BEGIN Quoted passage

The report lead to a brief item on the Today programme (you can hear it here at 1.12.05) between the seemingly ubiquitous Chair of the Public Accounts Committee, Margaret Hodge MP, and the co-founder of Circle health, Ali Parsa. To my surprise, on this occasion I found myself partly agreeing with both of them.
Mrs Hodge argued that the commissioners of services could not simply take it on trust that a provider could deliver the services for the price they had bid, even when that price requires unprecedented savings, on the basis that the risk of failure lies with the provider. The franchise is effectively a payment by results contract, since Circle will earn no money over the ten-year life of the franchise, unless the Trust achieves a surplus under its management.
But that it makes it more important, not less, that the risks of failure are fully assessed and commissioners take a realistic view of what can be achieved. Because if the costs of failure are high, the risk is also high that the provider will walk away from the contract if they cannot deliver it. Whatever the contract terms, a provider can walk away and is quite likely to do so if the costs of continuing (financial and reputational) outweigh the benefits.

END Quoted passage

◆ Task set:
**a.** Answer these questions about the passage on the Circle franchise:
(i) Who is named as Chair of the Public Accounts Committee?
(ii) How many years does the franchise run?
(iii) What two kinds of costs of continuing are named as possible reasons for a provider to walk away?
**b.** Set down everything in the passage on the Circle franchise from "Mrs Hodge argued" down to "under its management.", without changing a word.
The entries were taken from a separate source, not from the passage on the Circle franchise.

BEGIN Material shown

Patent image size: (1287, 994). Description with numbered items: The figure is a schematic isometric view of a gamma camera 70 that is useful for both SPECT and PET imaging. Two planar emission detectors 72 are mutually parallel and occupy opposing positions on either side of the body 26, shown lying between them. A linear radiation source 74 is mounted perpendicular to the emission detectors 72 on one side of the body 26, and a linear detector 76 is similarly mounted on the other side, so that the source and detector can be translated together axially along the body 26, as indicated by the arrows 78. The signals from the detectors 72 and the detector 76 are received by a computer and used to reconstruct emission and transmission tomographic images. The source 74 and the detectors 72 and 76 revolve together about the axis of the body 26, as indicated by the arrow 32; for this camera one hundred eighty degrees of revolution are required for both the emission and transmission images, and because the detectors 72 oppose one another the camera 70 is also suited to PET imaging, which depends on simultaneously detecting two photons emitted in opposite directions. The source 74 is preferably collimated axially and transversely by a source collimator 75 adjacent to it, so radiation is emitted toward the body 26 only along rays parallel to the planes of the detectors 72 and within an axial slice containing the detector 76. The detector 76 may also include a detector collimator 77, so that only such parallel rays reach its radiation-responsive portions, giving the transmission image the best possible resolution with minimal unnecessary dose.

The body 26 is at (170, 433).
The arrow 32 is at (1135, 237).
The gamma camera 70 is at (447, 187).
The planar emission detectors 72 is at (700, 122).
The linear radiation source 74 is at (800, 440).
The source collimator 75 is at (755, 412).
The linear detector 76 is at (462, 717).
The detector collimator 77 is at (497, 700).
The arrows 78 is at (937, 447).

END Material shown

◆ Numbered responses:
**a.**
(i) Margaret Hodge MP
(ii) Ten years
(iii) Financial and reputational costs

**b.**
Mrs Hodge argued that the commissioners of services could not simply take it on trust that a provider could deliver the services for the price they had bid, even when that price requires unprecedented savings, on the basis that the risk of failure lies with the provider. The franchise is effectively a payment by results contract, since Circle will earn no money over the ten-year life of the franchise, unless the Trust achieves a surplus under its management.